▶ PROVIDED PASSAGE
Shall Council pass a bylaw creating a debenture debt in the sum of $320,000 for the City share of standard paving of arterial and residential streets?
- Yes - 9,764
- No - 1,072

====Asphalt Surfacing I====

Shall Council pass a bylaw creating a debenture debt in the sum of $300,000 for the City share of asphalt surfacing on gravel for existing gravelled roads?
- Yes - 9,490
- No - 1,136

====Asphalt Surfacing II====

Shall Council pass a bylaw creating a debenture debt in the sum of $400,000 for the City share of asphalt surfacing on gravel for new roads at various locations within the City?
- Yes - 8,930
- No - 1,427

====Bridge====

Shall Council pass a bylaw creating a debenture debt in the sum of $2,000,000 for the construction of a bridge in concrete or steel or a combination of both, across the North Saskatchewan River at such location within the city as, in the opinion of Council, will most quickly and effectively improve the cross river traffic conditions, together with provision for approaches thereto including acquirements of all necessary lands?
- Yes - 7,884
- No - 3,030

====Zoo====

Shall Council pass a bylaw creating a debenture debt in the sum of $400,000 for the establishment and development in Laurier Park of a Zoo including provisions for sewer, water, roads, buildings, structures, animals, and necessary equipment?
- Yes - 8,699
- No - 2,184

====Miscellaneous Neighbourhood Improvements====
Shall Council pass a bylaw creating a debenture debt in the sum of $250,000 for the establishment and improvement of neighborhood parks, traffic circles, buffer zones, ravine side boulevards and works of a similar nature, including where necessary new roads, sewers, drains, fences, and general re-building?
- Yes - 8,724
- No - 2,764

====Library====
Shall Council pass a bylaw creating a debenture debt in the sum of $75,000 for the establishment, improvement, extension of library facilities including construction of a new building?
- Yes - 7,418
- No - 2,764

====Health Clinic====
Shall Council pass a bylaw creating a debenture debt in the sum of $60,000 for the purpose of a health clinic to look after inoculations, also the supervision of babies and pre-school children and preventative dental services?

▶ WHAT YOU NEED TO DO
In the bylaw questions above, how much debenture debt was proposed for the bridge across the North Saskatchewan River?

▶ GIVEN INFORMATION
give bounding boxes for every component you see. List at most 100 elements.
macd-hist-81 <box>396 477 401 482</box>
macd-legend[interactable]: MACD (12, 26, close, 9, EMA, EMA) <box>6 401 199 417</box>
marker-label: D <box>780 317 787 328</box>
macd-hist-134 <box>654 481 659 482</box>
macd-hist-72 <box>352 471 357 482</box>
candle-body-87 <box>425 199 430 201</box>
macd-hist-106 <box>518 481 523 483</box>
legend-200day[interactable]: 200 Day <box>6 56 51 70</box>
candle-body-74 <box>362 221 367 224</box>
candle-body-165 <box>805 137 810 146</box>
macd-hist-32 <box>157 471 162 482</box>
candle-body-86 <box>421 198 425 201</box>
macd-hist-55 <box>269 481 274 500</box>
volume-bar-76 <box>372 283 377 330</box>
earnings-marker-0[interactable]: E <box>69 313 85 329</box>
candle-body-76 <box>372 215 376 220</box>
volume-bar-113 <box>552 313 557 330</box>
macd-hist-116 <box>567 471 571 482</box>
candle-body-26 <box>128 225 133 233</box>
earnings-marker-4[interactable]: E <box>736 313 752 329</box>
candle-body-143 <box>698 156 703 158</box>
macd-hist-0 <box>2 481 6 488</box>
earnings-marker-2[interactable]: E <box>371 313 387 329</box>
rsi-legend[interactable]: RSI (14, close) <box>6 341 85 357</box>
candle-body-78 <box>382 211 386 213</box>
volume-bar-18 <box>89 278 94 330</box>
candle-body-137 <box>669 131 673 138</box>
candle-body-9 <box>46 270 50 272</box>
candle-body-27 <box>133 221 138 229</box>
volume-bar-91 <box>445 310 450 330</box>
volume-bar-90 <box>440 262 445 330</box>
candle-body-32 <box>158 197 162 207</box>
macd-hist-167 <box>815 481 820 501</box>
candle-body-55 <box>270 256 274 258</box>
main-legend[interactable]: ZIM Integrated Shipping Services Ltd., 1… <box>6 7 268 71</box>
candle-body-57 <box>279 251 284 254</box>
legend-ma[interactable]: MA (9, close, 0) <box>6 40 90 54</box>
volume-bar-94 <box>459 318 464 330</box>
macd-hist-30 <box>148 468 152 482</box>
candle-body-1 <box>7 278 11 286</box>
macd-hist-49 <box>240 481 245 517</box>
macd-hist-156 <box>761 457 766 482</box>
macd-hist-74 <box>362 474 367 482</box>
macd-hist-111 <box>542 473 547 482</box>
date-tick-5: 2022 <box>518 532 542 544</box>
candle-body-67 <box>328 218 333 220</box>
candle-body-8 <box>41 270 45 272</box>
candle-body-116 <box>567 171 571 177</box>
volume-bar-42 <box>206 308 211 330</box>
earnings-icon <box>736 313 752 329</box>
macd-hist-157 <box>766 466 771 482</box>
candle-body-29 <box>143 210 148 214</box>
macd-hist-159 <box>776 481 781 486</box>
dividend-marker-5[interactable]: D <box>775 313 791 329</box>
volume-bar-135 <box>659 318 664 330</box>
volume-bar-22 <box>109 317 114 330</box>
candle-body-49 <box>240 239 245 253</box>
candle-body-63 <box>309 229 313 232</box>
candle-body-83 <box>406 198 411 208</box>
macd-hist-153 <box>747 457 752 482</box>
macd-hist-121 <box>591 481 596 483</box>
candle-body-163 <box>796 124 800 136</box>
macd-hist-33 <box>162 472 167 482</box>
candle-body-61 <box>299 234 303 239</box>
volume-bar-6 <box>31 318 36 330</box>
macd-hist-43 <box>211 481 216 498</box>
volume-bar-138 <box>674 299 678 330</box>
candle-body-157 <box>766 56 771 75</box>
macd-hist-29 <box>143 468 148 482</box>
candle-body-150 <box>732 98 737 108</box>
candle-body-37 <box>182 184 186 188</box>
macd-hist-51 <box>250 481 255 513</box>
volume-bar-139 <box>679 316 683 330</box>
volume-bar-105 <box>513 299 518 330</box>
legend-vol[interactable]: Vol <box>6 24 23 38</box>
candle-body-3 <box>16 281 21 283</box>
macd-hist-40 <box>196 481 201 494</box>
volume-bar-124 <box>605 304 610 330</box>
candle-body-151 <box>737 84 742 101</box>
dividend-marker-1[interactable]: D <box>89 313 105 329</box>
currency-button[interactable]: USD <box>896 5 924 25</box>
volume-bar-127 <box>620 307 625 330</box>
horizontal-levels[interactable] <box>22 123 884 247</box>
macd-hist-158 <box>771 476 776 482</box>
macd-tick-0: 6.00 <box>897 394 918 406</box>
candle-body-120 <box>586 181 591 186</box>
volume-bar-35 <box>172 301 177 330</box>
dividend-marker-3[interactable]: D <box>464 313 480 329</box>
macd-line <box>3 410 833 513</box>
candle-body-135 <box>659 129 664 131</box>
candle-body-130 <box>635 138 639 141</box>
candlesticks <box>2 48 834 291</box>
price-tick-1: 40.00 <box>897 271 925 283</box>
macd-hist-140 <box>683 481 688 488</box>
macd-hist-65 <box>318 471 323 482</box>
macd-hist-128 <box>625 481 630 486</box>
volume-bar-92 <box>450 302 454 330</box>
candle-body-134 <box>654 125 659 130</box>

▶ ANSWER BOX
$2,000,000